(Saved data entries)
——————————

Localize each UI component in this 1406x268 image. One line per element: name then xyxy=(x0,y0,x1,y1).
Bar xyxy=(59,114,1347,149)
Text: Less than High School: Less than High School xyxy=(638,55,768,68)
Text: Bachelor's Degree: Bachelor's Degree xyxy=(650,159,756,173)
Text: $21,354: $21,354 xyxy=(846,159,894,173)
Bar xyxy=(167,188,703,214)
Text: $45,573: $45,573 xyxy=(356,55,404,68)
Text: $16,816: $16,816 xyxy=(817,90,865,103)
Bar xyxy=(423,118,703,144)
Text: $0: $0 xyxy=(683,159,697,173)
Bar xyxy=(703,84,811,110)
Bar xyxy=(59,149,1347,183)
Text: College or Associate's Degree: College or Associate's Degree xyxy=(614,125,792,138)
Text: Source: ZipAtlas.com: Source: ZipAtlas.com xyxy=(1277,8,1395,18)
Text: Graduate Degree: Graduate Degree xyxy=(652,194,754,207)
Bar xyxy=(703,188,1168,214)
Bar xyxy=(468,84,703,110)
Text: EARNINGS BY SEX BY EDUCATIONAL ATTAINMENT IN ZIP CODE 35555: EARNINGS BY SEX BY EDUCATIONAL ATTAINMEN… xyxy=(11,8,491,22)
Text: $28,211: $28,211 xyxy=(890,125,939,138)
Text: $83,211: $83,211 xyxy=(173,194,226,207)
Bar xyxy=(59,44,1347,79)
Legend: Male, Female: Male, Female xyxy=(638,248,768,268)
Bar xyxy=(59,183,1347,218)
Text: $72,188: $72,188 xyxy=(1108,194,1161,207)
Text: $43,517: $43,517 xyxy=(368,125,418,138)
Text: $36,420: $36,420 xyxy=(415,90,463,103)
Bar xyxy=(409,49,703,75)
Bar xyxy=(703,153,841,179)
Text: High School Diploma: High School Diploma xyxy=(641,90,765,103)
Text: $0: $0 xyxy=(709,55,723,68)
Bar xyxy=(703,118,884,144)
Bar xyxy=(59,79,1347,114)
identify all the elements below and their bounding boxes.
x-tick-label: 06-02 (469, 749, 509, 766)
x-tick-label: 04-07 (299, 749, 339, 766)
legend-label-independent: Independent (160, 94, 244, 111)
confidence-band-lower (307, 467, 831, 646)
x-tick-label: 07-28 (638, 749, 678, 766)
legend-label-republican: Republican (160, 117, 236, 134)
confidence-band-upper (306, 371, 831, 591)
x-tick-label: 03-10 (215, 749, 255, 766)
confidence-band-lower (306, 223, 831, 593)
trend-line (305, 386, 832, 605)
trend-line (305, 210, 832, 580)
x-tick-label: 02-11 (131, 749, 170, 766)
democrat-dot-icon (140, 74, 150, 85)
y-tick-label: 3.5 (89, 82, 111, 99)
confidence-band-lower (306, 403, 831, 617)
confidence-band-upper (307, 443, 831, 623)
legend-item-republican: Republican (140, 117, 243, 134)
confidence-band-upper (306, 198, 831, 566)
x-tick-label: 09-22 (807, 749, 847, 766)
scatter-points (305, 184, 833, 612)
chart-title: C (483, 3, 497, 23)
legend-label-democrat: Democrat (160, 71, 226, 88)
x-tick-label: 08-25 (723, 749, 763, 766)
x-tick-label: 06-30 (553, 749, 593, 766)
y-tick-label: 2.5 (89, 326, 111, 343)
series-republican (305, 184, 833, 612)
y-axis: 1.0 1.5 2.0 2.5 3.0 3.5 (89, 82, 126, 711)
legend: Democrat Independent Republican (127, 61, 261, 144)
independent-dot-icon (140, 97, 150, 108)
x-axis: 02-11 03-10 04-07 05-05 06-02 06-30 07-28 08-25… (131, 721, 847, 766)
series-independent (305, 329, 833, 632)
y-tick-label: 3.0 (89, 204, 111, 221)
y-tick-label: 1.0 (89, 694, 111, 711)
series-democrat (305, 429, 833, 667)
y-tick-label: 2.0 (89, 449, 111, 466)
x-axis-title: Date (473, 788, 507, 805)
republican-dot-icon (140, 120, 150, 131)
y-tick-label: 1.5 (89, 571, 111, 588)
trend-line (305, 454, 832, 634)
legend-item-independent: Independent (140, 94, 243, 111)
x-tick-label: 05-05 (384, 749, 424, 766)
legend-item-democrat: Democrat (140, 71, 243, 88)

——————————

▸ Prompt
Reproduce all of the data above word for word.

▸ Solved problem
Localize each UI component in this 1406x268 image. One line per element: name then xyxy=(x0,y0,x1,y1).
Bar xyxy=(59,114,1347,149)
Text: Less than High School: Less than High School xyxy=(638,55,768,68)
Text: Bachelor's Degree: Bachelor's Degree xyxy=(650,159,756,173)
Text: $21,354: $21,354 xyxy=(846,159,894,173)
Bar xyxy=(167,188,703,214)
Text: $45,573: $45,573 xyxy=(356,55,404,68)
Text: $16,816: $16,816 xyxy=(817,90,865,103)
Bar xyxy=(423,118,703,144)
Text: $0: $0 xyxy=(683,159,697,173)
Bar xyxy=(703,84,811,110)
Bar xyxy=(59,149,1347,183)
Text: College or Associate's Degree: College or Associate's Degree xyxy=(614,125,792,138)
Text: Source: ZipAtlas.com: Source: ZipAtlas.com xyxy=(1277,8,1395,18)
Text: Graduate Degree: Graduate Degree xyxy=(652,194,754,207)
Bar xyxy=(703,188,1168,214)
Bar xyxy=(468,84,703,110)
Text: EARNINGS BY SEX BY EDUCATIONAL ATTAINMENT IN ZIP CODE 35555: EARNINGS BY SEX BY EDUCATIONAL ATTAINMEN… xyxy=(11,8,491,22)
Text: $28,211: $28,211 xyxy=(890,125,939,138)
Text: $83,211: $83,211 xyxy=(173,194,226,207)
Bar xyxy=(59,44,1347,79)
Legend: Male, Female: Male, Female xyxy=(638,248,768,268)
Bar xyxy=(59,183,1347,218)
Text: $72,188: $72,188 xyxy=(1108,194,1161,207)
Text: $43,517: $43,517 xyxy=(368,125,418,138)
Text: $36,420: $36,420 xyxy=(415,90,463,103)
Bar xyxy=(409,49,703,75)
Bar xyxy=(703,153,841,179)
Text: High School Diploma: High School Diploma xyxy=(641,90,765,103)
Text: $0: $0 xyxy=(709,55,723,68)
Bar xyxy=(703,118,884,144)
Bar xyxy=(59,79,1347,114)
identify all the elements below and their bounding boxes.
x-tick-label: 06-02 (469, 749, 509, 766)
x-tick-label: 04-07 (299, 749, 339, 766)
legend-label-independent: Independent (160, 94, 244, 111)
confidence-band-lower (307, 467, 831, 646)
x-tick-label: 07-28 (638, 749, 678, 766)
legend-label-republican: Republican (160, 117, 236, 134)
confidence-band-upper (306, 371, 831, 591)
x-tick-label: 03-10 (215, 749, 255, 766)
confidence-band-lower (306, 223, 831, 593)
trend-line (305, 386, 832, 605)
trend-line (305, 210, 832, 580)
x-tick-label: 02-11 (131, 749, 170, 766)
democrat-dot-icon (140, 74, 150, 85)
y-tick-label: 3.5 (89, 82, 111, 99)
confidence-band-lower (306, 403, 831, 617)
confidence-band-upper (307, 443, 831, 623)
legend-item-republican: Republican (140, 117, 243, 134)
confidence-band-upper (306, 198, 831, 566)
x-tick-label: 09-22 (807, 749, 847, 766)
scatter-points (305, 184, 833, 612)
chart-title: C (483, 3, 497, 23)
legend-label-democrat: Democrat (160, 71, 226, 88)
x-tick-label: 08-25 (723, 749, 763, 766)
x-tick-label: 06-30 (553, 749, 593, 766)
y-tick-label: 2.5 (89, 326, 111, 343)
series-republican (305, 184, 833, 612)
y-axis: 1.0 1.5 2.0 2.5 3.0 3.5 (89, 82, 126, 711)
legend: Democrat Independent Republican (127, 61, 261, 144)
independent-dot-icon (140, 97, 150, 108)
x-axis: 02-11 03-10 04-07 05-05 06-02 06-30 07-28 08-25… (131, 721, 847, 766)
series-independent (305, 329, 833, 632)
y-tick-label: 3.0 (89, 204, 111, 221)
y-tick-label: 1.0 (89, 694, 111, 711)
series-democrat (305, 429, 833, 667)
y-tick-label: 2.0 (89, 449, 111, 466)
x-axis-title: Date (473, 788, 507, 805)
republican-dot-icon (140, 120, 150, 131)
y-tick-label: 1.5 (89, 571, 111, 588)
trend-line (305, 454, 832, 634)
legend-item-independent: Independent (140, 94, 243, 111)
x-tick-label: 05-05 (384, 749, 424, 766)
legend-item-democrat: Democrat (140, 71, 243, 88)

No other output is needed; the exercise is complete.